▶ EXERCISE AIM: Please say how many lines of the listing hold "LeagueCli", with no other words in the answer.

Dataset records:

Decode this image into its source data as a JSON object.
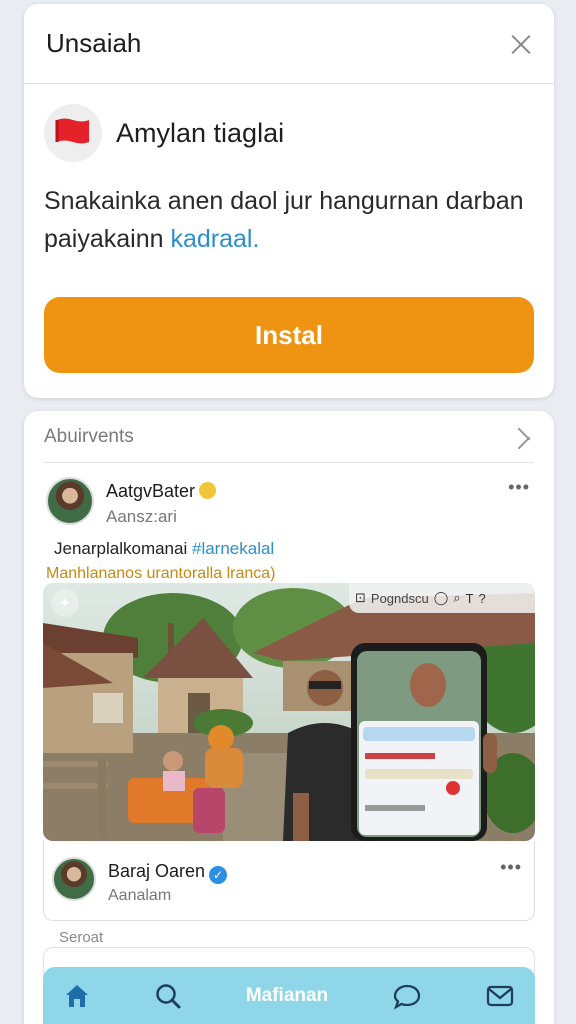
{
  "install_card": {
    "title": "Unsaiah",
    "app_name": "Amylan tiaglai",
    "app_icon": "red-flag-icon",
    "description_line1": "Snakainka anen daol jur hangurnan darban",
    "description_line2": "paiyakainn",
    "description_link": "kadraal.",
    "install_label": "Instal",
    "accent_color": "#ee9412",
    "link_color": "#2d8fc9"
  },
  "feed_card": {
    "title": "Abuirvents",
    "post": {
      "author": "AatgvBater",
      "handle": "Aansz:ari",
      "more": "•••",
      "text_plain": "Jenarplalkomanai",
      "hashtag": "#larnekalal",
      "subtext": "Manhlananos urantoralla lranca)"
    },
    "photo_toolbar": {
      "label": "Pogndscu",
      "icons": [
        "image-icon",
        "chat-icon",
        "search-icon",
        "text-icon",
        "help-icon"
      ]
    },
    "embed": {
      "name": "Baraj Oaren",
      "handle": "Aanalam",
      "more": "•••"
    },
    "section_label": "Seroat"
  },
  "bottom_nav": {
    "items": [
      {
        "icon": "home-icon"
      },
      {
        "icon": "search-icon"
      },
      {
        "label": "Mafianan"
      },
      {
        "icon": "chat-bubble-icon"
      },
      {
        "icon": "mail-icon"
      }
    ],
    "background": "#8fd6e8",
    "icon_color": "#1e6fa8"
  }
}
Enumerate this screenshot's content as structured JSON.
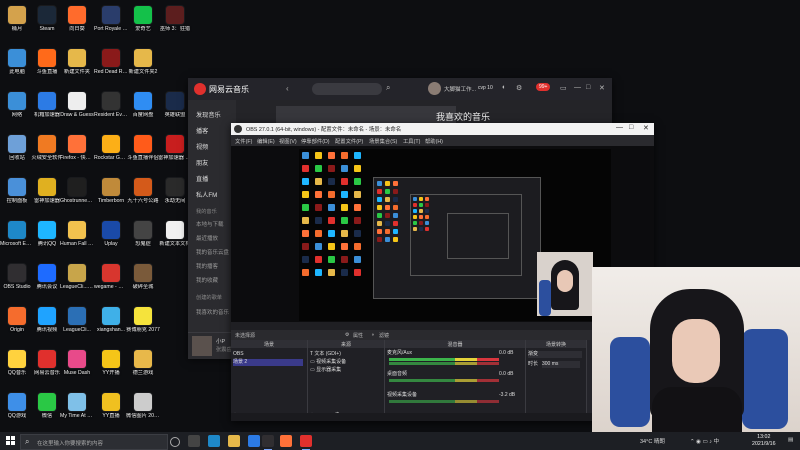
{
  "desktop": {
    "icons": [
      {
        "label": "桶月",
        "color": "#d4a24c",
        "col": 0,
        "row": 0
      },
      {
        "label": "Steam",
        "color": "#1b2838",
        "col": 1,
        "row": 0
      },
      {
        "label": "向日葵",
        "color": "#ff6b2c",
        "col": 2,
        "row": 0
      },
      {
        "label": "Port Royale 4 Soundtr...",
        "color": "#2a3d6b",
        "col": 3,
        "row": 0
      },
      {
        "label": "爱奇艺",
        "color": "#14c14a",
        "col": 4,
        "row": 0
      },
      {
        "label": "巫师 3：狂猎",
        "color": "#5c1e1e",
        "col": 5,
        "row": 0
      },
      {
        "label": "此电脑",
        "color": "#3b8fd8",
        "col": 0,
        "row": 1
      },
      {
        "label": "斗鱼直播",
        "color": "#ff6a1a",
        "col": 1,
        "row": 1
      },
      {
        "label": "新建文件夹",
        "color": "#e6b84a",
        "col": 2,
        "row": 1
      },
      {
        "label": "Red Dead Redempti...",
        "color": "#8a1a1a",
        "col": 3,
        "row": 1
      },
      {
        "label": "新建文件夹2",
        "color": "#e6b84a",
        "col": 4,
        "row": 1
      },
      {
        "label": "网络",
        "color": "#3b8fd8",
        "col": 0,
        "row": 2
      },
      {
        "label": "机箱加速器",
        "color": "#2c7be5",
        "col": 1,
        "row": 2
      },
      {
        "label": "Draw & Guess",
        "color": "#eeeeee",
        "col": 2,
        "row": 2
      },
      {
        "label": "Resident Evil Village",
        "color": "#333333",
        "col": 3,
        "row": 2
      },
      {
        "label": "百度网盘",
        "color": "#2f8df3",
        "col": 4,
        "row": 2
      },
      {
        "label": "英雄联盟",
        "color": "#1a2b4a",
        "col": 5,
        "row": 2
      },
      {
        "label": "回收站",
        "color": "#6ea0d8",
        "col": 0,
        "row": 3
      },
      {
        "label": "火绒安全软件",
        "color": "#f07a22",
        "col": 1,
        "row": 3
      },
      {
        "label": "Firefox - 快捷方式",
        "color": "#ff7139",
        "col": 2,
        "row": 3
      },
      {
        "label": "Rockstar Games...",
        "color": "#fcaf17",
        "col": 3,
        "row": 3
      },
      {
        "label": "斗鱼直播伴侣",
        "color": "#ff5b1a",
        "col": 4,
        "row": 3
      },
      {
        "label": "雷神加速器 WeGame",
        "color": "#c81e1e",
        "col": 5,
        "row": 3
      },
      {
        "label": "控制面板",
        "color": "#4a90d9",
        "col": 0,
        "row": 4
      },
      {
        "label": "雷神加速器",
        "color": "#e0b020",
        "col": 1,
        "row": 4
      },
      {
        "label": "Ghostrunner - 施用中",
        "color": "#1f1f1f",
        "col": 2,
        "row": 4
      },
      {
        "label": "Timberborn",
        "color": "#c08a3a",
        "col": 3,
        "row": 4
      },
      {
        "label": "九十六号公路",
        "color": "#d45a1a",
        "col": 4,
        "row": 4
      },
      {
        "label": "永劫无间",
        "color": "#2a2a2a",
        "col": 5,
        "row": 4
      },
      {
        "label": "Microsoft Edge",
        "color": "#1e88c8",
        "col": 0,
        "row": 5
      },
      {
        "label": "腾讯QQ",
        "color": "#1eb6ff",
        "col": 1,
        "row": 5
      },
      {
        "label": "Human Fall Flat",
        "color": "#f2c14e",
        "col": 2,
        "row": 5
      },
      {
        "label": "Uplay",
        "color": "#1a4aa8",
        "col": 3,
        "row": 5
      },
      {
        "label": "恐鬼症",
        "color": "#444444",
        "col": 4,
        "row": 5
      },
      {
        "label": "新建文本文档",
        "color": "#f0f0f0",
        "col": 5,
        "row": 5
      },
      {
        "label": "OBS Studio",
        "color": "#302e31",
        "col": 0,
        "row": 6
      },
      {
        "label": "腾讯会议",
        "color": "#1e6bff",
        "col": 1,
        "row": 6
      },
      {
        "label": "LeagueCli... - 快捷方式",
        "color": "#c8a54a",
        "col": 2,
        "row": 6
      },
      {
        "label": "wegame - 快捷方式",
        "color": "#d8362e",
        "col": 3,
        "row": 6
      },
      {
        "label": "破碎圣城",
        "color": "#7a5a3a",
        "col": 4,
        "row": 6
      },
      {
        "label": "Origin",
        "color": "#f56c2d",
        "col": 0,
        "row": 7
      },
      {
        "label": "腾讯视频",
        "color": "#1fa3ff",
        "col": 1,
        "row": 7
      },
      {
        "label": "LeagueCli...",
        "color": "#2b6fb5",
        "col": 2,
        "row": 7
      },
      {
        "label": "xiangshan...",
        "color": "#3fb0e8",
        "col": 3,
        "row": 7
      },
      {
        "label": "赛博朋克 2077",
        "color": "#f5e33c",
        "col": 4,
        "row": 7
      },
      {
        "label": "QQ音乐",
        "color": "#ffd23e",
        "col": 0,
        "row": 8
      },
      {
        "label": "网易云音乐",
        "color": "#e0302d",
        "col": 1,
        "row": 8
      },
      {
        "label": "Muse Dash",
        "color": "#e84a8a",
        "col": 2,
        "row": 8
      },
      {
        "label": "YY开播",
        "color": "#f5c518",
        "col": 3,
        "row": 8
      },
      {
        "label": "德兰游戏",
        "color": "#e8b84a",
        "col": 4,
        "row": 8
      },
      {
        "label": "QQ游戏",
        "color": "#3e8fe8",
        "col": 0,
        "row": 9
      },
      {
        "label": "微信",
        "color": "#2ac845",
        "col": 1,
        "row": 9
      },
      {
        "label": "My Time At Portia",
        "color": "#7fc0e8",
        "col": 2,
        "row": 9
      },
      {
        "label": "YY直播",
        "color": "#f0c020",
        "col": 3,
        "row": 9
      },
      {
        "label": "微信图片 2020091...",
        "color": "#cccccc",
        "col": 4,
        "row": 9
      }
    ]
  },
  "netease": {
    "title": "网易云音乐",
    "back": "‹",
    "mic": "⌕",
    "user": "大脚猫工作...",
    "vip": "cvp 10",
    "badge": "99+",
    "nav": [
      "发现音乐",
      "播客",
      "视频",
      "朋友",
      "直播",
      "私人FM"
    ],
    "section_mine": "我的音乐",
    "sub_items": [
      "本地与下载",
      "最近播放",
      "我的音乐云盘",
      "我的播客",
      "我的收藏"
    ],
    "section_created": "创建的歌单",
    "section_collected": "我喜欢的音乐",
    "playlist_title": "我喜欢的音乐",
    "now_playing": "小P",
    "now_sub": "张震岳"
  },
  "obs": {
    "title": "OBS 27.0.1 (64-bit, windows) - 配置文件：未命名 - 场景：未命名",
    "menu": [
      "文件(F)",
      "编辑(E)",
      "视图(V)",
      "停靠部件(D)",
      "配置文件(P)",
      "场景集合(S)",
      "工具(T)",
      "帮助(H)"
    ],
    "source_bar": [
      "未选择源",
      "属性",
      "滤镜"
    ],
    "docks": {
      "scenes": {
        "title": "场景",
        "items": [
          "OBS",
          "场景 2"
        ]
      },
      "sources": {
        "title": "来源",
        "items": [
          "文本 (GDI+)",
          "视频采集设备",
          "显示器采集"
        ]
      },
      "mixer": {
        "title": "混音器",
        "items": [
          "麦克风/Aux",
          "桌面音频",
          "视频采集设备"
        ],
        "levels": [
          "0.0 dB",
          "0.0 dB",
          "-3.2 dB"
        ]
      },
      "transitions": {
        "title": "场景转换",
        "mode": "渐变",
        "duration_label": "时长",
        "duration": "300 ms"
      }
    },
    "status": "LIVE: 00:00:00  REC: 00:00:00  CPU: 2.1%, 30.00 fps"
  },
  "taskbar": {
    "search_placeholder": "在这里输入你要搜索的内容",
    "weather": "34°C 晴朗",
    "time": "13:02",
    "date": "2021/9/16"
  }
}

▶ TASK OUTPUT: 2